+++ Document +++

The Workout I Didn’t Do (And Why That Matters)
- David Johnson
- Feb 12
- 3 min read

There is a very specific moment in every fitness journey where your brain and your body sit down at a negotiation table.
Your brain shows up wearing a tracksuit and yelling, “We don’t skip workouts! Champions push through!”
Your body limps in five minutes late holding an ice pack and whispers, “Well that happened… we fell yesterday.”
And that, my friends, is how I found myself staring at the ceiling at an hour of the morning normally reserved for bakers and vampires, trying to decide whether I was dedicated… or just stubborn.
For context: yesterday my wife and I were out walking when I hit a slick spot and went down. Not in a graceful, cinematic slow-motion fall. No. I dropped straight onto my right knee like gravity had a personal vendetta. All my weight. One knee. Immediate regret. By evening, my knee looked like it had been inflated with a bicycle pump. It was swollen, scraped, and about as flexible as a frozen turkey. I went to bed wondering if I’d done real damage.
And then morning came.
The pain had eased, but the stiffness was there, and my first instinct, the deeply ingrained, overly competitive part of me said, “We’re working out anyway.”
But here’s the thing nobody tells you when you start a health journey: knowing when not to push is just as important as knowing when to go hard.

+++

• Problem to work on:
Copy from the post about the skipped workout, word for word, the passage that opens with "Your brain shows" and ends after "done real damage.".

+++ Material provided +++

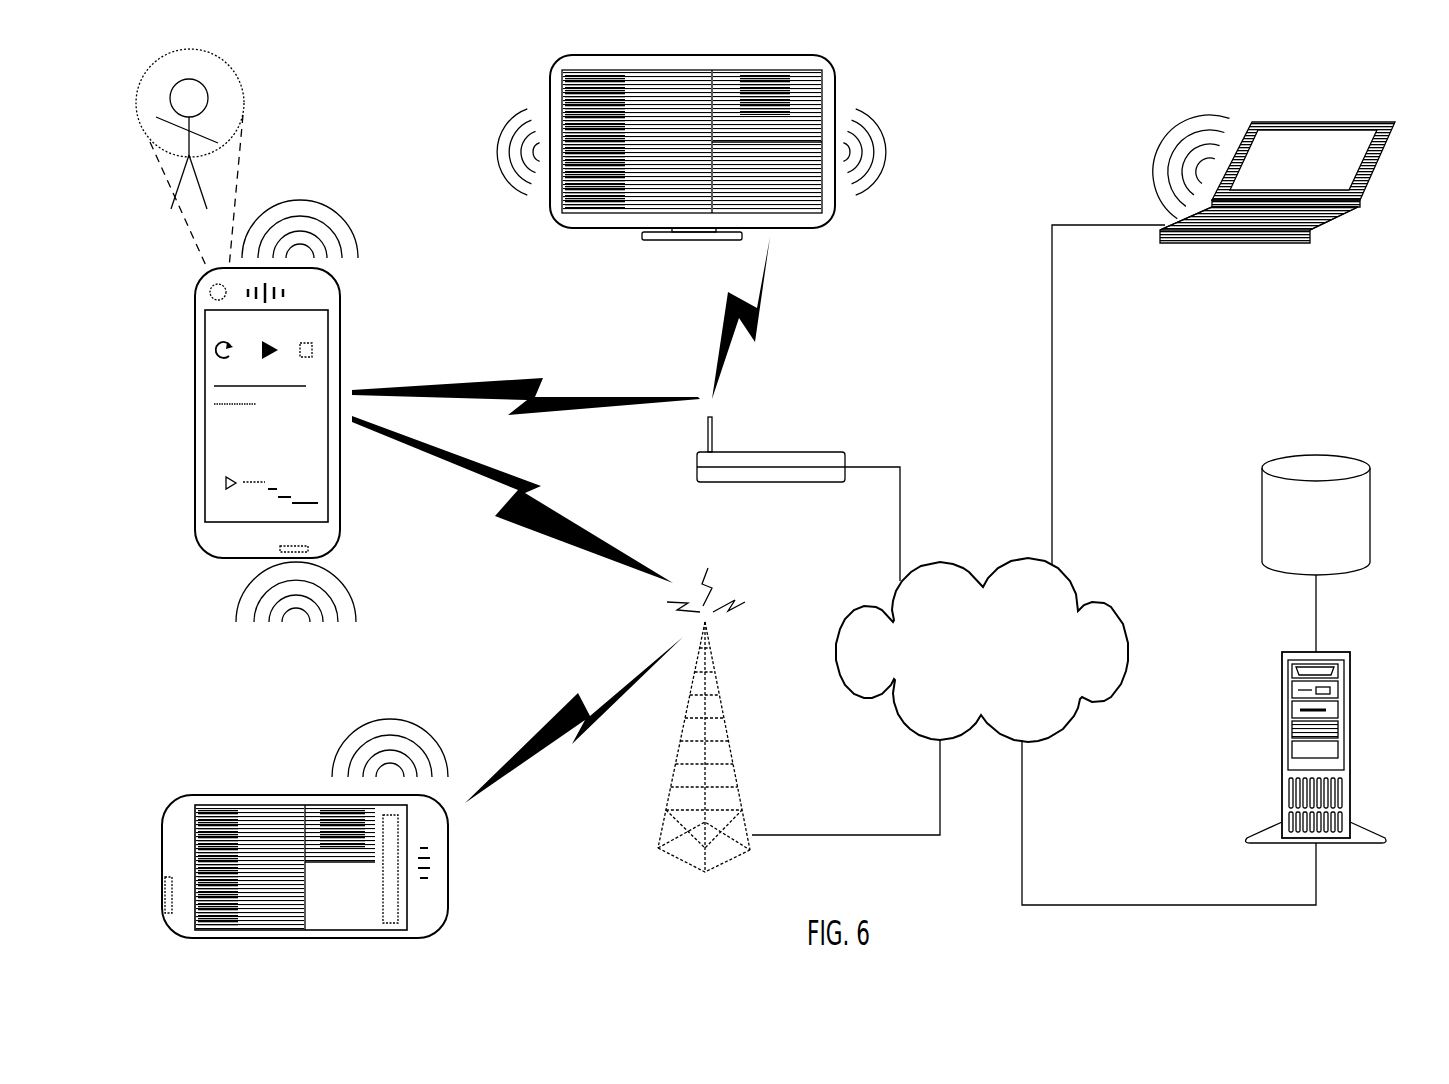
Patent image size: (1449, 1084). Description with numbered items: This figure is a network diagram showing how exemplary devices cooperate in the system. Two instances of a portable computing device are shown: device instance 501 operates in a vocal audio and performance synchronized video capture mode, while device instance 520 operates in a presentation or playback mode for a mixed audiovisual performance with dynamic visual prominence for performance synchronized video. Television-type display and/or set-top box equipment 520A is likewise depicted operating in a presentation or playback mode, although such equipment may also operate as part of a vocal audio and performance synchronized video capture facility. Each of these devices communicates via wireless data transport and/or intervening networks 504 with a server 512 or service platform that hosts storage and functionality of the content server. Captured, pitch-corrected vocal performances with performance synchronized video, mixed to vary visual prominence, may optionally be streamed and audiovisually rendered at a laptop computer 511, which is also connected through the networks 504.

+++

• Problem solution:
Your brain shows up wearing a tracksuit and yelling, “We don’t skip workouts! Champions push through!”
Your body limps in five minutes late holding an ice pack and whispers, “Well that happened… we fell yesterday.”
And that, my friends, is how I found myself staring at the ceiling at an hour of the morning normally reserved for bakers and vampires, trying to decide whether I was dedicated… or just stubborn.
For context: yesterday my wife and I were out walking when I hit a slick spot and went down. Not in a graceful, cinematic slow-motion fall. No. I dropped straight onto my right knee like gravity had a personal vendetta. All my weight. One knee. Immediate regret. By evening, my knee looked like it had been inflated with a bicycle pump. It was swollen, scraped, and about as flexible as a frozen turkey. I went to bed wondering if I’d done real damage.